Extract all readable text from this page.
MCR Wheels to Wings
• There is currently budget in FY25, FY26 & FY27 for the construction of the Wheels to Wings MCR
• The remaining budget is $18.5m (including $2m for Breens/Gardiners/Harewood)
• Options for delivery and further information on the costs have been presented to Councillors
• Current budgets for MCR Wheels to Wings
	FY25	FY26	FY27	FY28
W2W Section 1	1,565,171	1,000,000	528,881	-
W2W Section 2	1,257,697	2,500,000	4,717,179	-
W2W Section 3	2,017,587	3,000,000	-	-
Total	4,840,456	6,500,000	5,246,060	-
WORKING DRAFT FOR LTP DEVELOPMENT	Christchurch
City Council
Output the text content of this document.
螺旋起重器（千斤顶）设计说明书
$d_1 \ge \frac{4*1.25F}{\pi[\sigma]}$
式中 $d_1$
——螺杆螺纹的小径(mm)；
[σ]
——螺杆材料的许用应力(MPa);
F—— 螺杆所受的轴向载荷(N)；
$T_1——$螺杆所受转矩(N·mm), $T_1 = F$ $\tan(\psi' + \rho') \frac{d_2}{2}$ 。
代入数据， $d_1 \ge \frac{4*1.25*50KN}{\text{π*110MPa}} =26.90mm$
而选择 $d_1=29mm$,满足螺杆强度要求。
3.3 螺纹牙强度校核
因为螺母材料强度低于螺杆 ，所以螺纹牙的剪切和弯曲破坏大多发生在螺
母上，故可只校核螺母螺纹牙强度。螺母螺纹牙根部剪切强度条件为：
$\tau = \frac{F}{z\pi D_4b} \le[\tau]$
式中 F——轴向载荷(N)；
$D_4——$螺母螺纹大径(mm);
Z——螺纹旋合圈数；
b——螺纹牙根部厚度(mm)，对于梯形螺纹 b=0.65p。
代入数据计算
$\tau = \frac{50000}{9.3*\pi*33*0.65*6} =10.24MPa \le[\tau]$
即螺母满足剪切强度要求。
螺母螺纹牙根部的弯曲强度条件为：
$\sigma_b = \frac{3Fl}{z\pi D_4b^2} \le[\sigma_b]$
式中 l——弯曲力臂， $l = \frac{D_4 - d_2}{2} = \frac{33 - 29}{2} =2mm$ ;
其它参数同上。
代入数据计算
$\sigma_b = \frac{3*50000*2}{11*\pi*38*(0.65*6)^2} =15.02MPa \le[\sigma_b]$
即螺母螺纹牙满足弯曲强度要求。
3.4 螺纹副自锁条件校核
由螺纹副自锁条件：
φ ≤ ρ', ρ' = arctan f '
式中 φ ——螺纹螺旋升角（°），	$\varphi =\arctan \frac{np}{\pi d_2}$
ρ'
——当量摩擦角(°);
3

_The task_. Repeat every record, keeping each word and mark exactly as it is.

_Answer to the problem_.
Extract all readable text from this page.
MCR Wheels to Wings
• There is currently budget in FY25, FY26 & FY27 for the construction of the Wheels to Wings MCR
• The remaining budget is $18.5m (including $2m for Breens/Gardiners/Harewood)
• Options for delivery and further information on the costs have been presented to Councillors
• Current budgets for MCR Wheels to Wings
	FY25	FY26	FY27	FY28
W2W Section 1	1,565,171	1,000,000	528,881	-
W2W Section 2	1,257,697	2,500,000	4,717,179	-
W2W Section 3	2,017,587	3,000,000	-	-
Total	4,840,456	6,500,000	5,246,060	-
WORKING DRAFT FOR LTP DEVELOPMENT	Christchurch
City Council
Output the text content of this document.
螺旋起重器（千斤顶）设计说明书
$d_1 \ge \frac{4*1.25F}{\pi[\sigma]}$
式中 $d_1$
——螺杆螺纹的小径(mm)；
[σ]
——螺杆材料的许用应力(MPa);
F—— 螺杆所受的轴向载荷(N)；
$T_1——$螺杆所受转矩(N·mm), $T_1 = F$ $\tan(\psi' + \rho') \frac{d_2}{2}$ 。
代入数据， $d_1 \ge \frac{4*1.25*50KN}{\text{π*110MPa}} =26.90mm$
而选择 $d_1=29mm$,满足螺杆强度要求。
3.3 螺纹牙强度校核
因为螺母材料强度低于螺杆 ，所以螺纹牙的剪切和弯曲破坏大多发生在螺
母上，故可只校核螺母螺纹牙强度。螺母螺纹牙根部剪切强度条件为：
$\tau = \frac{F}{z\pi D_4b} \le[\tau]$
式中 F——轴向载荷(N)；
$D_4——$螺母螺纹大径(mm);
Z——螺纹旋合圈数；
b——螺纹牙根部厚度(mm)，对于梯形螺纹 b=0.65p。
代入数据计算
$\tau = \frac{50000}{9.3*\pi*33*0.65*6} =10.24MPa \le[\tau]$
即螺母满足剪切强度要求。
螺母螺纹牙根部的弯曲强度条件为：
$\sigma_b = \frac{3Fl}{z\pi D_4b^2} \le[\sigma_b]$
式中 l——弯曲力臂， $l = \frac{D_4 - d_2}{2} = \frac{33 - 29}{2} =2mm$ ;
其它参数同上。
代入数据计算
$\sigma_b = \frac{3*50000*2}{11*\pi*38*(0.65*6)^2} =15.02MPa \le[\sigma_b]$
即螺母螺纹牙满足弯曲强度要求。
3.4 螺纹副自锁条件校核
由螺纹副自锁条件：
φ ≤ ρ', ρ' = arctan f '
式中 φ ——螺纹螺旋升角（°），	$\varphi =\arctan \frac{np}{\pi d_2}$
ρ'
——当量摩擦角(°);
3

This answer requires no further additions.